Document structure recognition data –
+--
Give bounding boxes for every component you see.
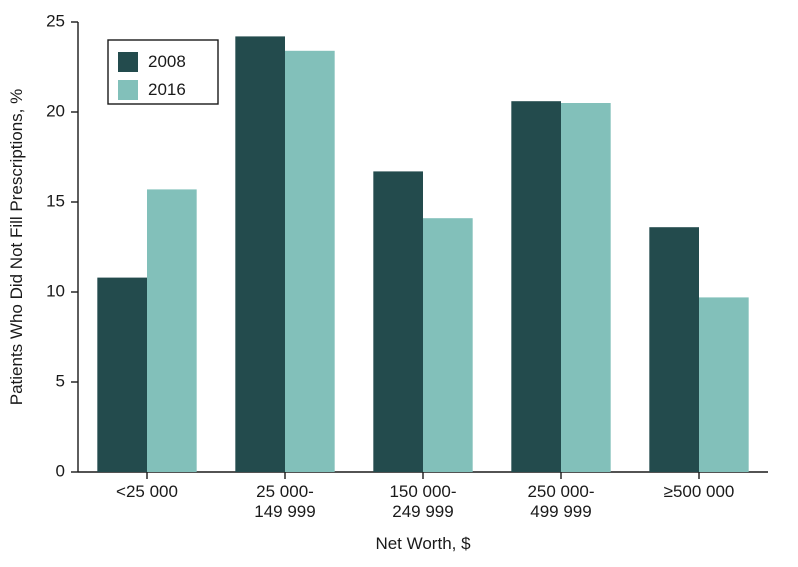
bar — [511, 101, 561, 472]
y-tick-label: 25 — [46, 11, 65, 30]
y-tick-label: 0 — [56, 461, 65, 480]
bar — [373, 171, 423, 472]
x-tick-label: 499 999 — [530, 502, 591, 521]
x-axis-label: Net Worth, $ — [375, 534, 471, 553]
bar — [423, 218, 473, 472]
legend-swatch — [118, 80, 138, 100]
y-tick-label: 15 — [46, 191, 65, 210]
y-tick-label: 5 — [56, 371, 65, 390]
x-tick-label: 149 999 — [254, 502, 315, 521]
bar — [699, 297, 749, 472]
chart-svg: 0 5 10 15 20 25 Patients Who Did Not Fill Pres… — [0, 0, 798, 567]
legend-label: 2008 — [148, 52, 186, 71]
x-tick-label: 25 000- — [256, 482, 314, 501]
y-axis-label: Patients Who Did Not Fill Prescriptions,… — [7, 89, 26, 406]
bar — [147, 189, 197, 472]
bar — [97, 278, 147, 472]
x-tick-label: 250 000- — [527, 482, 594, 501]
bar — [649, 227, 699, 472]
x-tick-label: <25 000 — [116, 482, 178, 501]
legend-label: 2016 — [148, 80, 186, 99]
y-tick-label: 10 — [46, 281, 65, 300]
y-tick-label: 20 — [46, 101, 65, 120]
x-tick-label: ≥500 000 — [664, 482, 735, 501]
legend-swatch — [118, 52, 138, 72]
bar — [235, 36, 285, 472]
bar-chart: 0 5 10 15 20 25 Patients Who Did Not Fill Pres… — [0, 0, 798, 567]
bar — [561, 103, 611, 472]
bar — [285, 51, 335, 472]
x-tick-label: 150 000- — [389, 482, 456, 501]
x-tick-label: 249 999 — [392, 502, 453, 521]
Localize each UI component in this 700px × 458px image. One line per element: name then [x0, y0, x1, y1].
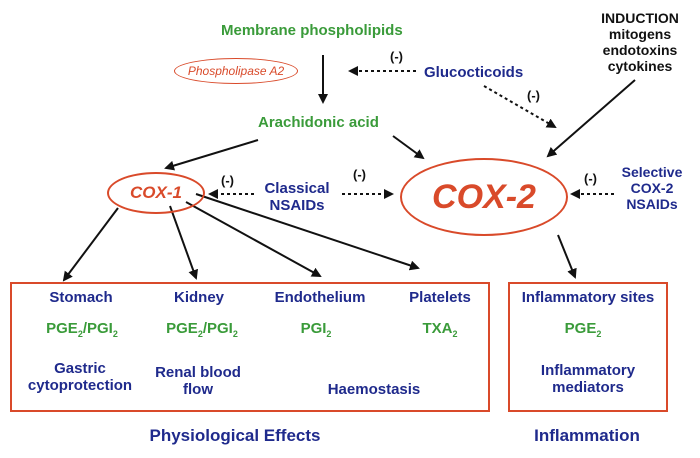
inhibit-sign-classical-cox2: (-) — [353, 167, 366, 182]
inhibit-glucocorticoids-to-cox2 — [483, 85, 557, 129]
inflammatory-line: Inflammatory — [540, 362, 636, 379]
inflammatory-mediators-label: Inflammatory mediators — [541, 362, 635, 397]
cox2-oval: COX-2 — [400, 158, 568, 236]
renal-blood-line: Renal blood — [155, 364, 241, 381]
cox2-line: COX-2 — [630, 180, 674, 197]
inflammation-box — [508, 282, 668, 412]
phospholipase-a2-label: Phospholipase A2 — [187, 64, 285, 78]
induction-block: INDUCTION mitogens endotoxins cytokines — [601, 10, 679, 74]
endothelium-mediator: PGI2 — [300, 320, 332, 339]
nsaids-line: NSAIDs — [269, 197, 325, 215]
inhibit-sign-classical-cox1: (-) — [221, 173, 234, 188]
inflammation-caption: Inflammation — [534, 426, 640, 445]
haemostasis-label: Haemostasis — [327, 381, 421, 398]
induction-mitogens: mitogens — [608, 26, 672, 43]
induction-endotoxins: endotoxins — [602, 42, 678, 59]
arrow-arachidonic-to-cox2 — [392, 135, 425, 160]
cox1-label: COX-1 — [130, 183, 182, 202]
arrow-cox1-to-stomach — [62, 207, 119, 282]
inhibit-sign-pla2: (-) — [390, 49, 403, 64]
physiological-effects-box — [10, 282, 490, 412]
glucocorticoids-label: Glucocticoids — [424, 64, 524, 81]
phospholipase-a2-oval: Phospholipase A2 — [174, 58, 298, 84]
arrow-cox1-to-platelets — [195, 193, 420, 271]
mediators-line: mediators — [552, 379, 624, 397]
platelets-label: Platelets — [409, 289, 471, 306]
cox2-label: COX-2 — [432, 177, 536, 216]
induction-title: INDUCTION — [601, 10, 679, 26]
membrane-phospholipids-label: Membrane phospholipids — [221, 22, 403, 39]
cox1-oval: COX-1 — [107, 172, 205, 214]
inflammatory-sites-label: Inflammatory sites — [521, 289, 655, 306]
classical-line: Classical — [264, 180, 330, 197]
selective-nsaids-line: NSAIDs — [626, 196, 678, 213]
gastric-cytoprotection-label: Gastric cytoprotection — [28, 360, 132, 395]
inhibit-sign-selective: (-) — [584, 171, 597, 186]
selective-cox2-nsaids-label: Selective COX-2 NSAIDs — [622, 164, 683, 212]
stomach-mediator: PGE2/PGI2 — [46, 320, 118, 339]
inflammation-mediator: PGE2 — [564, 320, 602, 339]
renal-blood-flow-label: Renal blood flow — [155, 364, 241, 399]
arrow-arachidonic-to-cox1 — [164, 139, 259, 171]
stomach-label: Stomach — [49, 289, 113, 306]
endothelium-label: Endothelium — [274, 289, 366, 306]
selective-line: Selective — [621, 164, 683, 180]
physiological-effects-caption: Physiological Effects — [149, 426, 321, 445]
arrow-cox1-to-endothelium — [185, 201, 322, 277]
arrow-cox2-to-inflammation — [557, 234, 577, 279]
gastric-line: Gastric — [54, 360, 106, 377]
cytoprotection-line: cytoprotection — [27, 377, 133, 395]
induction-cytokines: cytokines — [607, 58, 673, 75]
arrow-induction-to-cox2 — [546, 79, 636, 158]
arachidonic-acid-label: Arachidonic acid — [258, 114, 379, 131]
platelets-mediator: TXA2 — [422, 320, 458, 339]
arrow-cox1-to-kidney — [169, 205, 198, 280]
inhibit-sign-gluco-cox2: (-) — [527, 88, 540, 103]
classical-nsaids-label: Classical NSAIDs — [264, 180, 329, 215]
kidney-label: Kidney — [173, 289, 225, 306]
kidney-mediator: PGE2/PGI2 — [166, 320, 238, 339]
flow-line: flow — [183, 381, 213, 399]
+--
WORK REQUEST – Please transcribe every record above exactly as written, leaving out the pictures.

TASK ANSWER –
Give bounding boxes for every component you see.
bar — [511, 101, 561, 472]
y-tick-label: 25 — [46, 11, 65, 30]
y-tick-label: 0 — [56, 461, 65, 480]
bar — [373, 171, 423, 472]
x-tick-label: 499 999 — [530, 502, 591, 521]
x-axis-label: Net Worth, $ — [375, 534, 471, 553]
bar — [423, 218, 473, 472]
legend-swatch — [118, 80, 138, 100]
y-tick-label: 15 — [46, 191, 65, 210]
y-tick-label: 5 — [56, 371, 65, 390]
x-tick-label: 149 999 — [254, 502, 315, 521]
bar — [699, 297, 749, 472]
chart-svg: 0 5 10 15 20 25 Patients Who Did Not Fill Pres… — [0, 0, 798, 567]
legend-label: 2008 — [148, 52, 186, 71]
x-tick-label: 25 000- — [256, 482, 314, 501]
y-axis-label: Patients Who Did Not Fill Prescriptions,… — [7, 89, 26, 406]
bar — [147, 189, 197, 472]
bar — [97, 278, 147, 472]
x-tick-label: 250 000- — [527, 482, 594, 501]
bar — [649, 227, 699, 472]
x-tick-label: <25 000 — [116, 482, 178, 501]
legend-label: 2016 — [148, 80, 186, 99]
y-tick-label: 10 — [46, 281, 65, 300]
y-tick-label: 20 — [46, 101, 65, 120]
x-tick-label: ≥500 000 — [664, 482, 735, 501]
legend-swatch — [118, 52, 138, 72]
bar — [235, 36, 285, 472]
bar-chart: 0 5 10 15 20 25 Patients Who Did Not Fill Pres… — [0, 0, 798, 567]
bar — [561, 103, 611, 472]
bar — [285, 51, 335, 472]
x-tick-label: 150 000- — [389, 482, 456, 501]
x-tick-label: 249 999 — [392, 502, 453, 521]
Localize each UI component in this 700px × 458px image. One line per element: name then [x0, y0, x1, y1].
inhibit-sign-classical-cox2: (-) — [353, 167, 366, 182]
inhibit-glucocorticoids-to-cox2 — [483, 85, 557, 129]
inflammatory-line: Inflammatory — [540, 362, 636, 379]
inflammatory-mediators-label: Inflammatory mediators — [541, 362, 635, 397]
cox2-oval: COX-2 — [400, 158, 568, 236]
renal-blood-line: Renal blood — [155, 364, 241, 381]
cox2-line: COX-2 — [630, 180, 674, 197]
inflammation-box — [508, 282, 668, 412]
phospholipase-a2-label: Phospholipase A2 — [187, 64, 285, 78]
induction-block: INDUCTION mitogens endotoxins cytokines — [601, 10, 679, 74]
endothelium-mediator: PGI2 — [300, 320, 332, 339]
nsaids-line: NSAIDs — [269, 197, 325, 215]
inhibit-sign-classical-cox1: (-) — [221, 173, 234, 188]
inflammation-caption: Inflammation — [534, 426, 640, 445]
haemostasis-label: Haemostasis — [327, 381, 421, 398]
induction-mitogens: mitogens — [608, 26, 672, 43]
induction-endotoxins: endotoxins — [602, 42, 678, 59]
arrow-arachidonic-to-cox2 — [392, 135, 425, 160]
cox1-label: COX-1 — [130, 183, 182, 202]
arrow-cox1-to-stomach — [62, 207, 119, 282]
inhibit-sign-pla2: (-) — [390, 49, 403, 64]
physiological-effects-box — [10, 282, 490, 412]
glucocorticoids-label: Glucocticoids — [424, 64, 524, 81]
phospholipase-a2-oval: Phospholipase A2 — [174, 58, 298, 84]
arrow-cox1-to-platelets — [195, 193, 420, 271]
mediators-line: mediators — [552, 379, 624, 397]
platelets-label: Platelets — [409, 289, 471, 306]
cox2-label: COX-2 — [432, 177, 536, 216]
induction-title: INDUCTION — [601, 10, 679, 26]
membrane-phospholipids-label: Membrane phospholipids — [221, 22, 403, 39]
cox1-oval: COX-1 — [107, 172, 205, 214]
inflammatory-sites-label: Inflammatory sites — [521, 289, 655, 306]
classical-line: Classical — [264, 180, 330, 197]
selective-nsaids-line: NSAIDs — [626, 196, 678, 213]
gastric-cytoprotection-label: Gastric cytoprotection — [28, 360, 132, 395]
inhibit-sign-selective: (-) — [584, 171, 597, 186]
selective-cox2-nsaids-label: Selective COX-2 NSAIDs — [622, 164, 683, 212]
stomach-mediator: PGE2/PGI2 — [46, 320, 118, 339]
inflammation-mediator: PGE2 — [564, 320, 602, 339]
renal-blood-flow-label: Renal blood flow — [155, 364, 241, 399]
arrow-arachidonic-to-cox1 — [164, 139, 259, 171]
stomach-label: Stomach — [49, 289, 113, 306]
endothelium-label: Endothelium — [274, 289, 366, 306]
selective-line: Selective — [621, 164, 683, 180]
physiological-effects-caption: Physiological Effects — [149, 426, 321, 445]
arrow-cox1-to-endothelium — [185, 201, 322, 277]
arrow-cox2-to-inflammation — [557, 234, 577, 279]
gastric-line: Gastric — [54, 360, 106, 377]
cytoprotection-line: cytoprotection — [27, 377, 133, 395]
induction-cytokines: cytokines — [607, 58, 673, 75]
arrow-induction-to-cox2 — [546, 79, 636, 158]
arachidonic-acid-label: Arachidonic acid — [258, 114, 379, 131]
platelets-mediator: TXA2 — [422, 320, 458, 339]
arrow-cox1-to-kidney — [169, 205, 198, 280]
inhibit-sign-gluco-cox2: (-) — [527, 88, 540, 103]
classical-nsaids-label: Classical NSAIDs — [264, 180, 329, 215]
kidney-label: Kidney — [173, 289, 225, 306]
kidney-mediator: PGE2/PGI2 — [166, 320, 238, 339]
flow-line: flow — [183, 381, 213, 399]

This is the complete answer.